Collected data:
________________
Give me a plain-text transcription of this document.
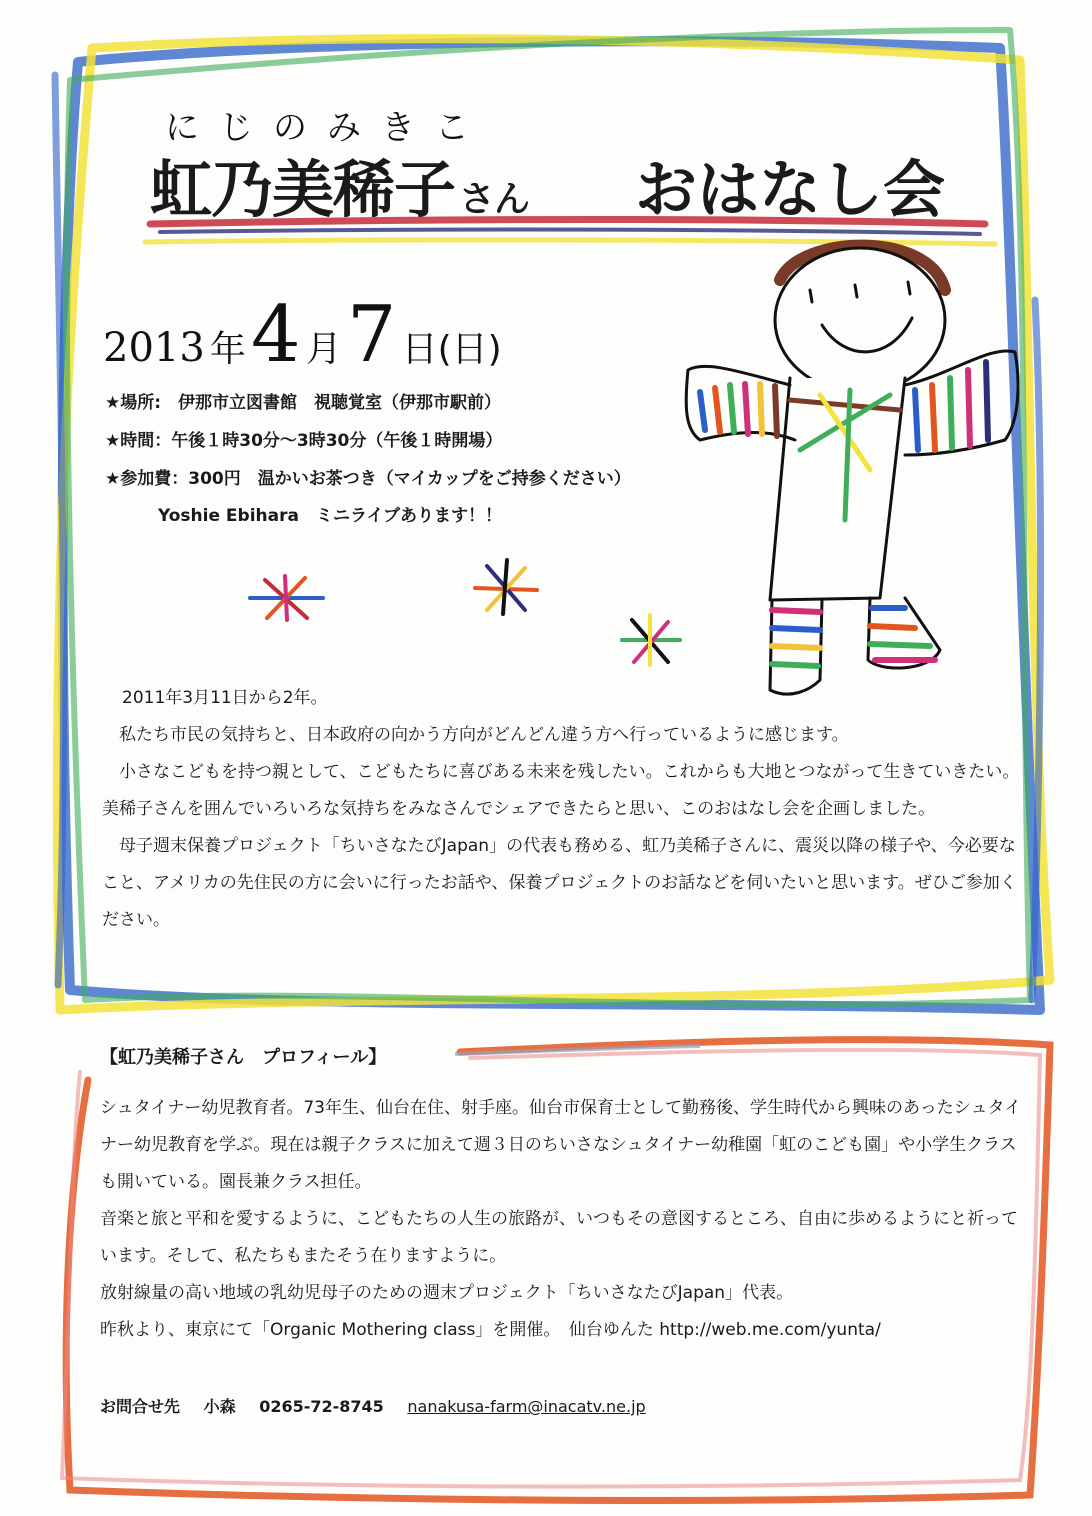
にじのみきこ
虹乃美稀子 さん おはなし会
2013 年 4 月 7 日(日)
★場所:　伊那市立図書館　視聴覚室（伊那市駅前）
★時間：午後１時30分～3時30分（午後１時開場）
★参加費：300円　温かいお茶つき（マイカップをご持参ください）
Yoshie Ebihara　ミニライブあります！！

2011年3月11日から2年。

　私たち市民の気持ちと、日本政府の向かう方向がどんどん違う方へ行っているように感じます。

　小さなこどもを持つ親として、こどもたちに喜びある未来を残したい。これからも大地とつながって生きていきたい。美稀子さんを囲んでいろいろな気持ちをみなさんでシェアできたらと思い、このおはなし会を企画しました。

　母子週末保養プロジェクト「ちいさなたびJapan」の代表も務める、虹乃美稀子さんに、震災以降の様子や、今必要なこと、アメリカの先住民の方に会いに行ったお話や、保養プロジェクトのお話などを伺いたいと思います。ぜひご参加ください。

【虹乃美稀子さん　プロフィール】

シュタイナー幼児教育者。73年生、仙台在住、射手座。仙台市保育士として勤務後、学生時代から興味のあったシュタイナー幼児教育を学ぶ。現在は親子クラスに加えて週３日のちいさなシュタイナー幼稚園「虹のこども園」や小学生クラスも開いている。園長兼クラス担任。

音楽と旅と平和を愛するように、こどもたちの人生の旅路が、いつもその意図するところ、自由に歩めるようにと祈っています。そして、私たちもまたそう在りますように。

放射線量の高い地域の乳幼児母子のための週末プロジェクト「ちいさなたびJapan」代表。

昨秋より、東京にて「Organic Mothering class」を開催。　仙台ゆんた http://web.me.com/yunta/

お問合せ先 小森 0265-72-8745 nanakusa-farm@inacatv.ne.jp
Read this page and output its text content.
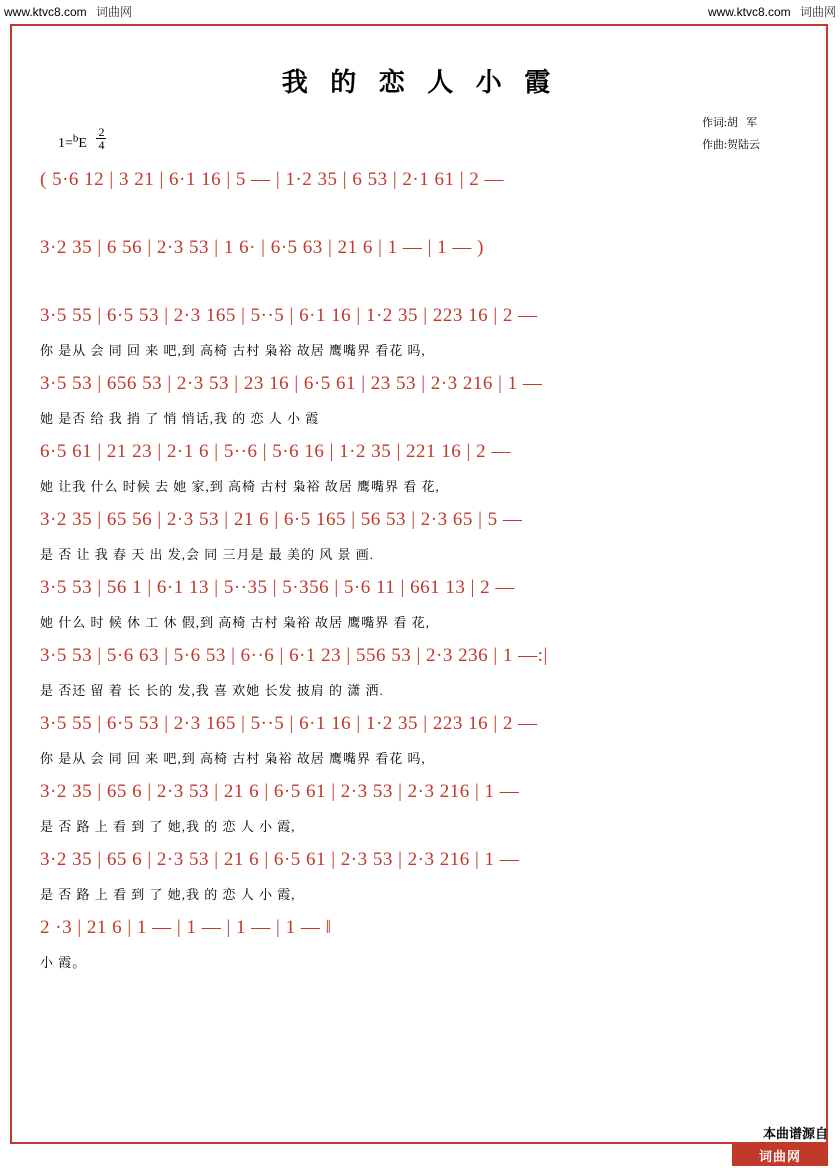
www.ktvc8.com 词曲网	www.ktvc8.com 词曲网
我 的 恋 人 小 霞
作词:胡   军
作曲:贺陆云
$1=^bE \frac{2}{4}$
( 5·6 12 | 3 21 | 6·1 16 | 5 — | 1·2 35 | 6 53 | 2·1 61 | 2 —
3·2 35 | 6 56 | 2·3 53 | 1 6· | 6·5 63 | 21 6 | 1 — | 1 — )
3·5 55 | 6·5 53 | 2·3 165 | 5··5 | 6·1 16 | 1·2 35 | 223 16 | 2 —
你 是从 会 同 回 来 吧,到 高椅 古村 枭裕 故居 鹰嘴界 看花 吗,
3·5 53 | 656 53 | 2·3 53 | 23 16 | 6·5 61 | 23 53 | 2·3 216 | 1 —
她 是否 给 我 捎 了 悄 悄话,我 的 恋 人 小 霞
6·5 61 | 21 23 | 2·1 6 | 5··6 | 5·6 16 | 1·2 35 | 221 16 | 2 —
她 让我 什么 时候 去 她 家,到 高椅 古村 枭裕 故居 鹰嘴界 看 花,
3·2 35 | 65 56 | 2·3 53 | 21 6 | 6·5 165 | 56 53 | 2·3 65 | 5 —
是 否 让 我 春 天 出 发,会 同 三月是 最 美的 风 景 画.
3·5 53 | 56 1 | 6·1 13 | 5··35 | 5·356 | 5·6 11 | 661 13 | 2 —
她 什么 时 候 休 工 休 假,到 高椅 古村 枭裕 故居 鹰嘴界 看 花,
3·5 53 | 5·6 63 | 5·6 53 | 6··6 | 6·1 23 | 556 53 | 2·3 236 | 1 —:|
是 否还 留 着 长 长的 发,我 喜 欢她 长发 披肩 的 潇 洒.
3·5 55 | 6·5 53 | 2·3 165 | 5··5 | 6·1 16 | 1·2 35 | 223 16 | 2 —
你 是从 会 同 回 来 吧,到 高椅 古村 枭裕 故居 鹰嘴界 看花 吗,
3·2 35 | 65 6 | 2·3 53 | 21 6 | 6·5 61 | 2·3 53 | 2·3 216 | 1 —
是 否 路 上 看 到 了 她,我 的 恋 人 小 霞,
3·2 35 | 65 6 | 2·3 53 | 21 6 | 6·5 61 | 2·3 53 | 2·3 216 | 1 —
是 否 路 上 看 到 了 她,我 的 恋 人 小 霞,
2 ·3 | 21 6 | 1 — | 1 — | 1 — | 1 — ‖
小 霞。
本曲谱源自
词曲网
________________
## Exercise details
Each entry should be repeated exactly as it appears; the pictures stay out.

## Answer to this task
Give me a plain-text transcription of this document.
にじのみきこ
虹乃美稀子 さん おはなし会
2013 年 4 月 7 日(日)
★場所:　伊那市立図書館　視聴覚室（伊那市駅前）
★時間：午後１時30分～3時30分（午後１時開場）
★参加費：300円　温かいお茶つき（マイカップをご持参ください）
Yoshie Ebihara　ミニライブあります！！

2011年3月11日から2年。

　私たち市民の気持ちと、日本政府の向かう方向がどんどん違う方へ行っているように感じます。

　小さなこどもを持つ親として、こどもたちに喜びある未来を残したい。これからも大地とつながって生きていきたい。美稀子さんを囲んでいろいろな気持ちをみなさんでシェアできたらと思い、このおはなし会を企画しました。

　母子週末保養プロジェクト「ちいさなたびJapan」の代表も務める、虹乃美稀子さんに、震災以降の様子や、今必要なこと、アメリカの先住民の方に会いに行ったお話や、保養プロジェクトのお話などを伺いたいと思います。ぜひご参加ください。

【虹乃美稀子さん　プロフィール】

シュタイナー幼児教育者。73年生、仙台在住、射手座。仙台市保育士として勤務後、学生時代から興味のあったシュタイナー幼児教育を学ぶ。現在は親子クラスに加えて週３日のちいさなシュタイナー幼稚園「虹のこども園」や小学生クラスも開いている。園長兼クラス担任。

音楽と旅と平和を愛するように、こどもたちの人生の旅路が、いつもその意図するところ、自由に歩めるようにと祈っています。そして、私たちもまたそう在りますように。

放射線量の高い地域の乳幼児母子のための週末プロジェクト「ちいさなたびJapan」代表。

昨秋より、東京にて「Organic Mothering class」を開催。　仙台ゆんた http://web.me.com/yunta/

お問合せ先 小森 0265-72-8745 nanakusa-farm@inacatv.ne.jp
Read this page and output its text content.
www.ktvc8.com 词曲网	www.ktvc8.com 词曲网
我 的 恋 人 小 霞
作词:胡   军
作曲:贺陆云
$1=^bE \frac{2}{4}$
( 5·6 12 | 3 21 | 6·1 16 | 5 — | 1·2 35 | 6 53 | 2·1 61 | 2 —
3·2 35 | 6 56 | 2·3 53 | 1 6· | 6·5 63 | 21 6 | 1 — | 1 — )
3·5 55 | 6·5 53 | 2·3 165 | 5··5 | 6·1 16 | 1·2 35 | 223 16 | 2 —
你 是从 会 同 回 来 吧,到 高椅 古村 枭裕 故居 鹰嘴界 看花 吗,
3·5 53 | 656 53 | 2·3 53 | 23 16 | 6·5 61 | 23 53 | 2·3 216 | 1 —
她 是否 给 我 捎 了 悄 悄话,我 的 恋 人 小 霞
6·5 61 | 21 23 | 2·1 6 | 5··6 | 5·6 16 | 1·2 35 | 221 16 | 2 —
她 让我 什么 时候 去 她 家,到 高椅 古村 枭裕 故居 鹰嘴界 看 花,
3·2 35 | 65 56 | 2·3 53 | 21 6 | 6·5 165 | 56 53 | 2·3 65 | 5 —
是 否 让 我 春 天 出 发,会 同 三月是 最 美的 风 景 画.
3·5 53 | 56 1 | 6·1 13 | 5··35 | 5·356 | 5·6 11 | 661 13 | 2 —
她 什么 时 候 休 工 休 假,到 高椅 古村 枭裕 故居 鹰嘴界 看 花,
3·5 53 | 5·6 63 | 5·6 53 | 6··6 | 6·1 23 | 556 53 | 2·3 236 | 1 —:|
是 否还 留 着 长 长的 发,我 喜 欢她 长发 披肩 的 潇 洒.
3·5 55 | 6·5 53 | 2·3 165 | 5··5 | 6·1 16 | 1·2 35 | 223 16 | 2 —
你 是从 会 同 回 来 吧,到 高椅 古村 枭裕 故居 鹰嘴界 看花 吗,
3·2 35 | 65 6 | 2·3 53 | 21 6 | 6·5 61 | 2·3 53 | 2·3 216 | 1 —
是 否 路 上 看 到 了 她,我 的 恋 人 小 霞,
3·2 35 | 65 6 | 2·3 53 | 21 6 | 6·5 61 | 2·3 53 | 2·3 216 | 1 —
是 否 路 上 看 到 了 她,我 的 恋 人 小 霞,
2 ·3 | 21 6 | 1 — | 1 — | 1 — | 1 — ‖
小 霞。
本曲谱源自
词曲网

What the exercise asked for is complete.